◆ **Problem**:
Identify all lines of the data containing the string "presupuestarios" and copy them.

>> BEGIN Provided data

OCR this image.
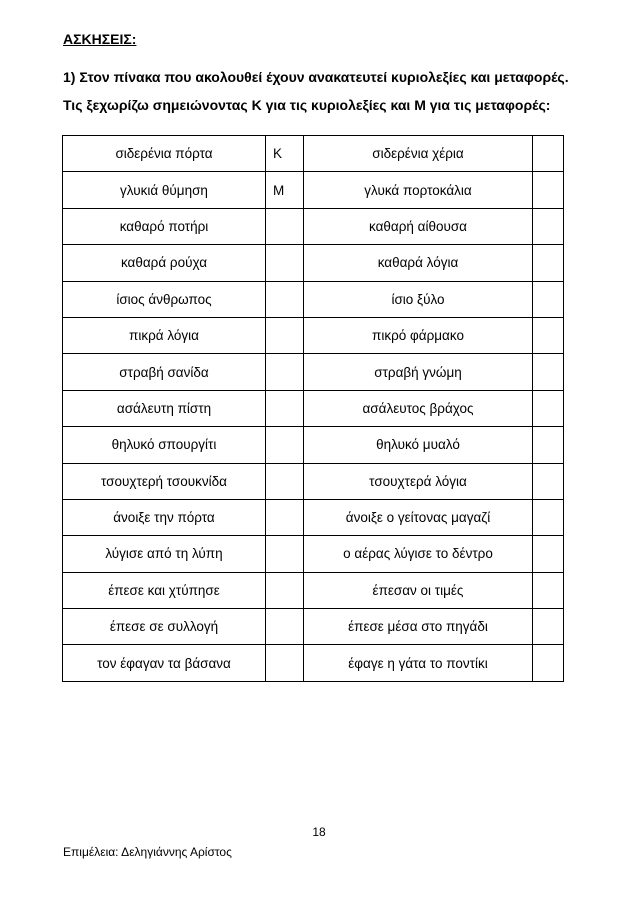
ΑΣΚΗΣΕΙΣ:

1) Στον πίνακα που ακολουθεί έχουν ανακατευτεί κυριολεξίες και μεταφορές.

Τις ξεχωρίζω σημειώνοντας Κ για τις κυριολεξίες και Μ για τις μεταφορές:

σιδερένια πόρτα	Κ	σιδερένια χέρια	
γλυκιά θύμηση	Μ	γλυκά πορτοκάλια	
καθαρό ποτήρι		καθαρή αίθουσα	
καθαρά ρούχα		καθαρά λόγια	
ίσιος άνθρωπος		ίσιο ξύλο	
πικρά λόγια		πικρό φάρμακο	
στραβή σανίδα		στραβή γνώμη	
ασάλευτη πίστη		ασάλευτος βράχος	
θηλυκό σπουργίτι		θηλυκό μυαλό	
τσουχτερή τσουκνίδα		τσουχτερά λόγια	
άνοιξε την πόρτα		άνοιξε ο γείτονας μαγαζί	
λύγισε από τη λύπη		ο αέρας λύγισε το δέντρο	
έπεσε και χτύπησε		έπεσαν οι τιμές	
έπεσε σε συλλογή		έπεσε μέσα στο πηγάδι	
τον έφαγαν τα βάσανα		έφαγε η γάτα το ποντίκι	
18
Επιμέλεια: Δεληγιάννης Αρίστος
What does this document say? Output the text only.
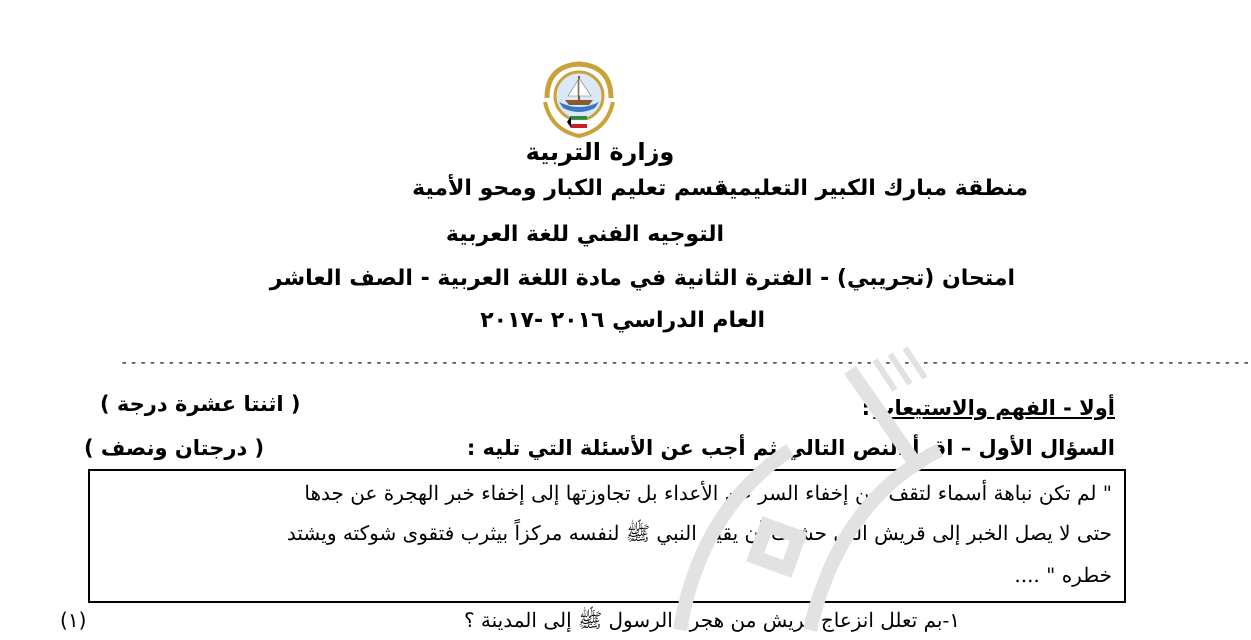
وزارة التربية
منطقة مبارك الكبير التعليمية
قسم تعليم الكبار ومحو الأمية
التوجيه الفني للغة العربية
امتحان (تجريبي) - الفترة الثانية في مادة اللغة العربية - الصف العاشر
العام الدراسي ٢٠١٦ -٢٠١٧
------------------------------------------------------------------------------------------------------------------------
أولا - الفهم والاستيعاب
:
( اثنتا عشرة درجة )
السؤال الأول – اقرأ النص التالي ثم أجب عن الأسئلة التي تليه :
( درجتان ونصف )
" لم تكن نباهة أسماء لتقف عن إخفاء السر عن الأعداء بل تجاوزتها إلى إخفاء خبر الهجرة عن جدها
حتى لا يصل الخبر إلى قريش التي حشيت أن يقيم النبي ﷺ لنفسه مركزاً بيثرب فتقوى شوكته ويشتد
خطره " ....
١-بم تعلل انزعاج قريش من هجرة الرسول ﷺ إلى المدينة ؟
(١)
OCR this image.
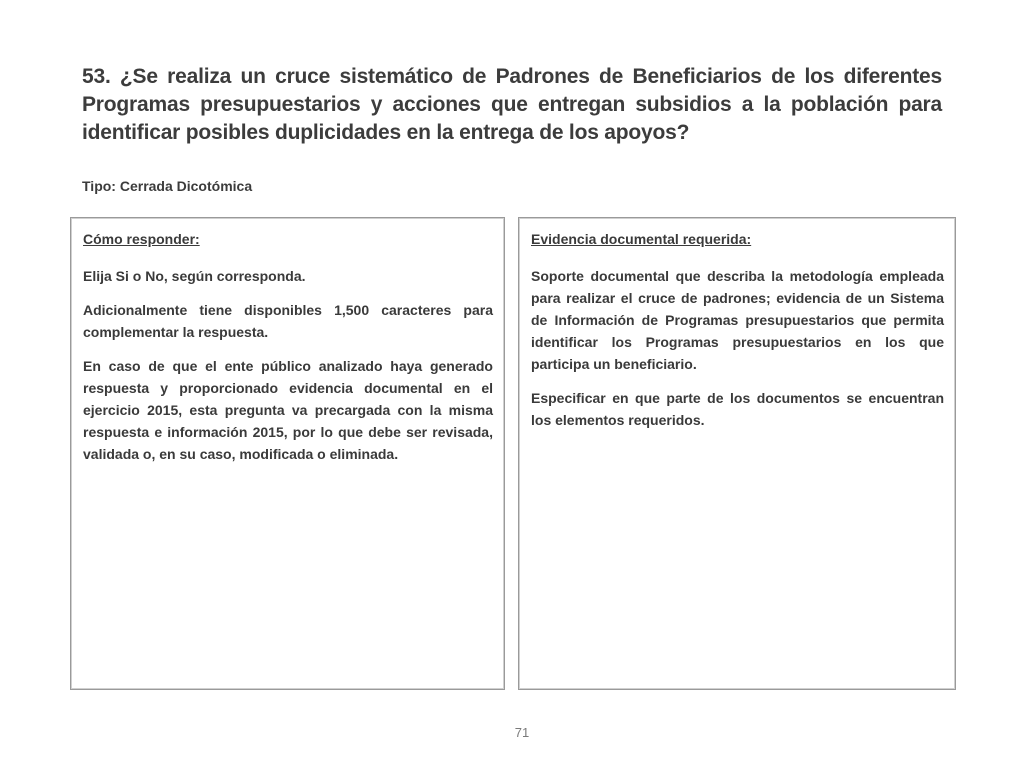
53. ¿Se realiza un cruce sistemático de Padrones de Beneficiarios de los diferentes Programas presupuestarios y acciones que entregan subsidios a la población para identificar posibles duplicidades en la entrega de los apoyos?
Tipo: Cerrada Dicotómica
Cómo responder:
Elija Si o No, según corresponda.
Adicionalmente tiene disponibles 1,500 caracteres para complementar la respuesta.
En caso de que el ente público analizado haya generado respuesta y proporcionado evidencia documental en el ejercicio 2015, esta pregunta va precargada con la misma respuesta e información 2015, por lo que debe ser revisada, validada o, en su caso, modificada o eliminada.
Evidencia documental requerida:
Soporte documental que describa la metodología empleada para realizar el cruce de padrones; evidencia de un Sistema de Información de Programas presupuestarios que permita identificar los Programas presupuestarios en los que participa un beneficiario.
Especificar en que parte de los documentos se encuentran los elementos requeridos.
71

>> END Provided data

◆ **Exercise solution**:
53. ¿Se realiza un cruce sistemático de Padrones de Beneficiarios de los diferentes Programas presupuestarios y acciones que entregan subsidios a la población para identificar posibles duplicidades en la entrega de los apoyos?
Soporte documental que describa la metodología empleada para realizar el cruce de padrones; evidencia de un Sistema de Información de Programas presupuestarios que permita identificar los Programas presupuestarios en los que participa un beneficiario.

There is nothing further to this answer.